::: GIVEN DATA :::

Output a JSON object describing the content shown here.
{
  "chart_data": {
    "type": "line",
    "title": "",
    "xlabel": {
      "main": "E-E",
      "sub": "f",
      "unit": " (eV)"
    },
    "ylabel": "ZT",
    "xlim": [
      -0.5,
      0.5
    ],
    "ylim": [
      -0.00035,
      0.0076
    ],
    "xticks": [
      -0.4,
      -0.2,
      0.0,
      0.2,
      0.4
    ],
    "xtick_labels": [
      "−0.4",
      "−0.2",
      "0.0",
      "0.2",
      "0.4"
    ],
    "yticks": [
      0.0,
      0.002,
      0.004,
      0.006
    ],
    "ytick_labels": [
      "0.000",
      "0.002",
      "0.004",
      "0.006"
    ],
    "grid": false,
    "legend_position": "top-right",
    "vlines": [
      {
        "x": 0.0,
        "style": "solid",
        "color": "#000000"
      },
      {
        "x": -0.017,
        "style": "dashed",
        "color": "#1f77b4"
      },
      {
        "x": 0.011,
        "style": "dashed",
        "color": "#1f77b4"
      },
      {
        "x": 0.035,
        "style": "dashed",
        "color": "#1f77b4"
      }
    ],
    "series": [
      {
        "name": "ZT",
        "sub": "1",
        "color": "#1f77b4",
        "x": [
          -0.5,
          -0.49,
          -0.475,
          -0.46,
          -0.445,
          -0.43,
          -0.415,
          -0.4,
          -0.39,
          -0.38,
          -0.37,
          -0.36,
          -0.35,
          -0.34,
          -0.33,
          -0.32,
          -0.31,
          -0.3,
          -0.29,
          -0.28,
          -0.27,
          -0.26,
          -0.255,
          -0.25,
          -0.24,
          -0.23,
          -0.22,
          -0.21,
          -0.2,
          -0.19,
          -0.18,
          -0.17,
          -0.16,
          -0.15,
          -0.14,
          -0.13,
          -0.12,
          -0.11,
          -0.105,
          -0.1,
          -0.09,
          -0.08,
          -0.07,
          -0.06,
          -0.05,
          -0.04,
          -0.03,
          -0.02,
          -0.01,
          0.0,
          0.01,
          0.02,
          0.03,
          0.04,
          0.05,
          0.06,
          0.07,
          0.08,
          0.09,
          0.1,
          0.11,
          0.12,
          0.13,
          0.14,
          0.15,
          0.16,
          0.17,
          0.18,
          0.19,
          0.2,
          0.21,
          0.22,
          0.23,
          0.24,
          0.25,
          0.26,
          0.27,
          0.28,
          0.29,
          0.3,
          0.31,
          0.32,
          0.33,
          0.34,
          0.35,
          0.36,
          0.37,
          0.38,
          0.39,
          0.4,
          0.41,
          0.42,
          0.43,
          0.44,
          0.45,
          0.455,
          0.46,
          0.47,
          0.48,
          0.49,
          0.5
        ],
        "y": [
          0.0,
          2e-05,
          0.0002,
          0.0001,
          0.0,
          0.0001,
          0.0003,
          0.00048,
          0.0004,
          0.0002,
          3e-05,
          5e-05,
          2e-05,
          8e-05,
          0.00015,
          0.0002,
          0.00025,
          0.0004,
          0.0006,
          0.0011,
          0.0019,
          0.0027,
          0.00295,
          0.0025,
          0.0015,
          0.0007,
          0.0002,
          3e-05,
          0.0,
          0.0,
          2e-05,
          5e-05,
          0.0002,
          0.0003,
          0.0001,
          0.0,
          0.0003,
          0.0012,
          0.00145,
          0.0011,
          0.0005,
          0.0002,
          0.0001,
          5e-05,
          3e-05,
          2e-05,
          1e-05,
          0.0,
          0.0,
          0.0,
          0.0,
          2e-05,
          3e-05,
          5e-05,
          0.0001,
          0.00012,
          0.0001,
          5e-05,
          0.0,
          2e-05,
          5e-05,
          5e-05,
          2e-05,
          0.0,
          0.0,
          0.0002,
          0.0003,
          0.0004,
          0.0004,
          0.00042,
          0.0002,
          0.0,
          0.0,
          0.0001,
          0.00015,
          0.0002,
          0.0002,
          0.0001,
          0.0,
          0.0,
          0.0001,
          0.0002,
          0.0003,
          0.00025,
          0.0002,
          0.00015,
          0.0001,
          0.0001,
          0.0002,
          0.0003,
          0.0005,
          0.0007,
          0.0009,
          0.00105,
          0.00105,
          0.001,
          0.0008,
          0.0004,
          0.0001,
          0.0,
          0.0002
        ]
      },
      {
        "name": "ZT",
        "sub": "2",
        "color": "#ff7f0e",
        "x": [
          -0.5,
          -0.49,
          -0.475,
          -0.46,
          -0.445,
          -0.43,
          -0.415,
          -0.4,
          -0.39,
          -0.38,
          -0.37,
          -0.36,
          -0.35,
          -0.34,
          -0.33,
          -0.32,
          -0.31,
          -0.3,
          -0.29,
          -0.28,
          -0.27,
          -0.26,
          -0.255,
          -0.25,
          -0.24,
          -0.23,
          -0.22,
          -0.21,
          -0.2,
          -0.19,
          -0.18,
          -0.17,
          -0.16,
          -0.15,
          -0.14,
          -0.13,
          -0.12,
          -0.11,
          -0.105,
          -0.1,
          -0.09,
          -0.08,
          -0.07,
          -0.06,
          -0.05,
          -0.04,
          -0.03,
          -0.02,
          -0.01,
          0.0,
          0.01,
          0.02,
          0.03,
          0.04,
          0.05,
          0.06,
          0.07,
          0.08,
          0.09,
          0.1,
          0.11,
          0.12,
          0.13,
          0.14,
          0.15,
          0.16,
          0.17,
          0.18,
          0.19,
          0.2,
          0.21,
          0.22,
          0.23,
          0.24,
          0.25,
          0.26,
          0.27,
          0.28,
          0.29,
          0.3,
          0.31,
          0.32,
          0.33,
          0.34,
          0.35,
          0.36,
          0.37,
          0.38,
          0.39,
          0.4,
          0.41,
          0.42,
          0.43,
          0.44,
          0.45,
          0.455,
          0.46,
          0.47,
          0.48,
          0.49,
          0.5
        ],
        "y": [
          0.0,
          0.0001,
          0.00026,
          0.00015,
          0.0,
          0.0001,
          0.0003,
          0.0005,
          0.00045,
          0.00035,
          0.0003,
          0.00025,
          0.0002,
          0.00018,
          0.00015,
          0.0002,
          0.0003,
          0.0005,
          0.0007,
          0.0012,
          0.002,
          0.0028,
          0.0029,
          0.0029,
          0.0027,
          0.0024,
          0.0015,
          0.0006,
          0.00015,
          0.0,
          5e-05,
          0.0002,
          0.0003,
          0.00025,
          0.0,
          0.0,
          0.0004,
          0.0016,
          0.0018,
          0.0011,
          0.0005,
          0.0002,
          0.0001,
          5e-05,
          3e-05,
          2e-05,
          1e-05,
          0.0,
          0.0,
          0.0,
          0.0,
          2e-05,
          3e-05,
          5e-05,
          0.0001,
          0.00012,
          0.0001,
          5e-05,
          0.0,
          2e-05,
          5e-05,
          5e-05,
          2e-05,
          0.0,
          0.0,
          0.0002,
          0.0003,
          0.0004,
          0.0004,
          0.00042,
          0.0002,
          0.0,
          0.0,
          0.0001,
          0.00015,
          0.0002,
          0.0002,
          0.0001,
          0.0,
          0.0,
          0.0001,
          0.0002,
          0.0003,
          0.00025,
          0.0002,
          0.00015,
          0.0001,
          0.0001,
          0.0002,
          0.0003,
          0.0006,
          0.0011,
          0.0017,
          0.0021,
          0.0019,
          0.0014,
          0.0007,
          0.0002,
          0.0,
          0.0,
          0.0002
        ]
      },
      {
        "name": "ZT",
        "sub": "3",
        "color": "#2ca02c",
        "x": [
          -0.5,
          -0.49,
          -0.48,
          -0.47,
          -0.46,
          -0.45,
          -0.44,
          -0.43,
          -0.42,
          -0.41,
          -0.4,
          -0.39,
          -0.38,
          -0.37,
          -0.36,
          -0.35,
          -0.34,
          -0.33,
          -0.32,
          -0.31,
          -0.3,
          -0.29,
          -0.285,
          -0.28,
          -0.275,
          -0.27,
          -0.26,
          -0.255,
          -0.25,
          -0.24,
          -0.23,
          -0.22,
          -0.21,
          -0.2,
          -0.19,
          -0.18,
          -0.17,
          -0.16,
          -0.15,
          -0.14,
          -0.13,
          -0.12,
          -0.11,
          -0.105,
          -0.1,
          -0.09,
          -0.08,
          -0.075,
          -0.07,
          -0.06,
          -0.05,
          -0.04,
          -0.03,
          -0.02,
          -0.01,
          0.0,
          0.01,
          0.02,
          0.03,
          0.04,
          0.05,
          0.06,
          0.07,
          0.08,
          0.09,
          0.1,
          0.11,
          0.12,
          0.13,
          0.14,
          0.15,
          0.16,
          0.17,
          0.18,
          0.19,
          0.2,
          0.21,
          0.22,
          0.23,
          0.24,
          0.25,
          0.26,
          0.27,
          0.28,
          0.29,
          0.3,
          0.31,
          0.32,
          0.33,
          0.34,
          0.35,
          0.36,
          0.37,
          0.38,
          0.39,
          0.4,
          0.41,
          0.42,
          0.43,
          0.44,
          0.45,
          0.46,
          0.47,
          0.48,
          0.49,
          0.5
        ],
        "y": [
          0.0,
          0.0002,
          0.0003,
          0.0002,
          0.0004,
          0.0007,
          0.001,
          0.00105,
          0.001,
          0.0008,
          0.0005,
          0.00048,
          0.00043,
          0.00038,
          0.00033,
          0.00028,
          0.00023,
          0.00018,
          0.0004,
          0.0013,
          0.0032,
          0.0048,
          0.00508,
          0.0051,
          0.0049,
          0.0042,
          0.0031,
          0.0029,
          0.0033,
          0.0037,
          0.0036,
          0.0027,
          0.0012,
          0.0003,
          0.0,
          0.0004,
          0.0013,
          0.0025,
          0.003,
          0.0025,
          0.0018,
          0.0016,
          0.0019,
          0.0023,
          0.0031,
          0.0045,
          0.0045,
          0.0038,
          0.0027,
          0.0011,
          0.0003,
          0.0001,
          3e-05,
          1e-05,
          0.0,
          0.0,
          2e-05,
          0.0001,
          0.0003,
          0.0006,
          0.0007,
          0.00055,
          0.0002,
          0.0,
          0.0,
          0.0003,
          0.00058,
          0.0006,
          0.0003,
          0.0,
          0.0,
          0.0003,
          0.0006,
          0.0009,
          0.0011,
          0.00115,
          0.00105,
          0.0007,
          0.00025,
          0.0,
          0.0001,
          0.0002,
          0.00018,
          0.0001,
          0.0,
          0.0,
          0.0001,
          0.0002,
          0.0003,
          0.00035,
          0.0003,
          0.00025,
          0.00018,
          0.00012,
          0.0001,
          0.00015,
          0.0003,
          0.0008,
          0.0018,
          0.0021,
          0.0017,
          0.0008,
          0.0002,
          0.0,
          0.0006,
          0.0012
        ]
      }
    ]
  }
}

:::

## TASK
Copy each line that contains the word "color".

## OUTPUT
        "color": "#000000"
        "color": "#1f77b4"
        "color": "#1f77b4"
        "color": "#1f77b4"
        "color": "#1f77b4",
        "color": "#ff7f0e",
        "color": "#2ca02c",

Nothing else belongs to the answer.